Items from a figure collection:

—————

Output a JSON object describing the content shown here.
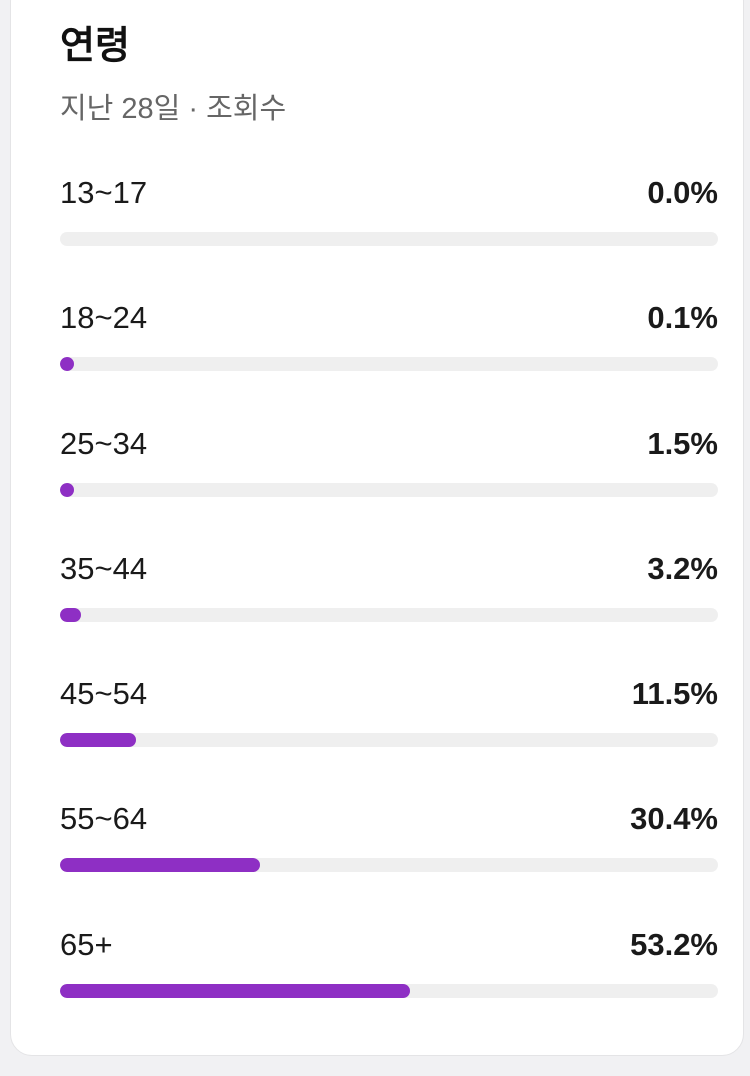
{
  "card": {
    "title": "연령",
    "subtitle": "지난 28일 · 조회수"
  },
  "accent_color": "#8e2fc4",
  "track_color": "#efefef",
  "age_groups": [
    {
      "label": "13~17",
      "value_text": "0.0%",
      "value": 0.0
    },
    {
      "label": "18~24",
      "value_text": "0.1%",
      "value": 0.1
    },
    {
      "label": "25~34",
      "value_text": "1.5%",
      "value": 1.5
    },
    {
      "label": "35~44",
      "value_text": "3.2%",
      "value": 3.2
    },
    {
      "label": "45~54",
      "value_text": "11.5%",
      "value": 11.5
    },
    {
      "label": "55~64",
      "value_text": "30.4%",
      "value": 30.4
    },
    {
      "label": "65+",
      "value_text": "53.2%",
      "value": 53.2
    }
  ]
}
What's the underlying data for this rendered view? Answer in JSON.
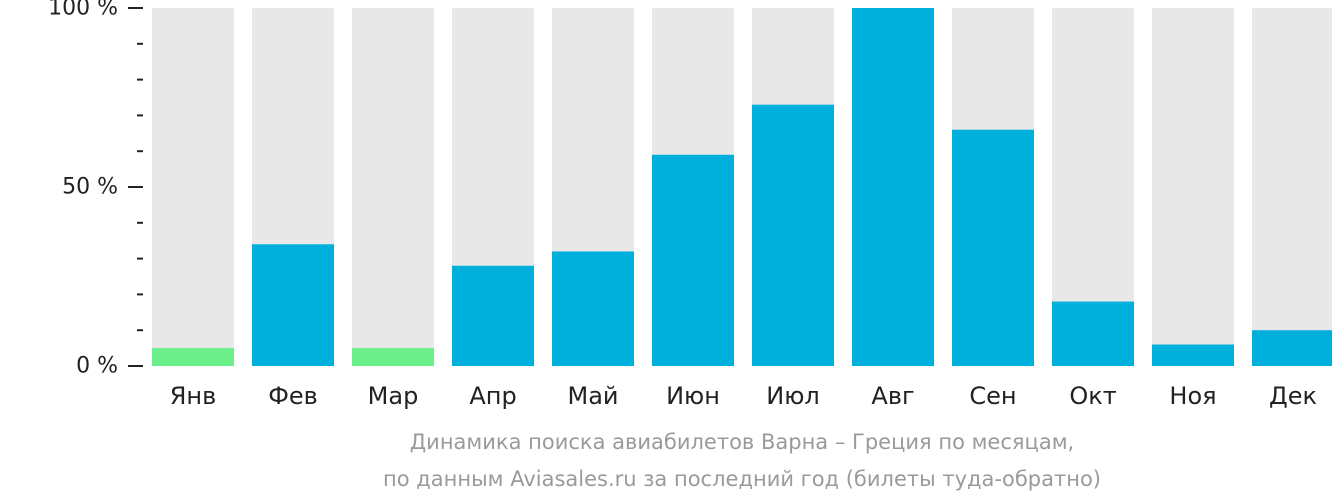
{
  "chart_data": {
    "type": "bar",
    "categories": [
      "Янв",
      "Фев",
      "Мар",
      "Апр",
      "Май",
      "Июн",
      "Июл",
      "Авг",
      "Сен",
      "Окт",
      "Ноя",
      "Дек"
    ],
    "values": [
      5,
      34,
      5,
      28,
      32,
      59,
      73,
      100,
      66,
      18,
      6,
      10
    ],
    "highlight": [
      true,
      false,
      true,
      false,
      false,
      false,
      false,
      false,
      false,
      false,
      false,
      false
    ],
    "ylim": [
      0,
      100
    ],
    "yticks": [
      {
        "value": 0,
        "label": "0 %"
      },
      {
        "value": 50,
        "label": "50 %"
      },
      {
        "value": 100,
        "label": "100 %"
      }
    ],
    "minor_tick_step": 10,
    "grid": false,
    "colors": {
      "bar": "#00b0dc",
      "highlight": "#6bef8a",
      "track": "#e8e8e8",
      "axis": "#222222"
    },
    "caption": {
      "line1": "Динамика поиска авиабилетов Варна – Греция по месяцам,",
      "line2": "по данным Aviasales.ru за последний год (билеты туда-обратно)"
    }
  }
}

—————

_WRITTEN REQUEST_:
Scan the records above, count the lines with "JSON" in them, and give only the number.

_FINISHED EXERCISE_:
2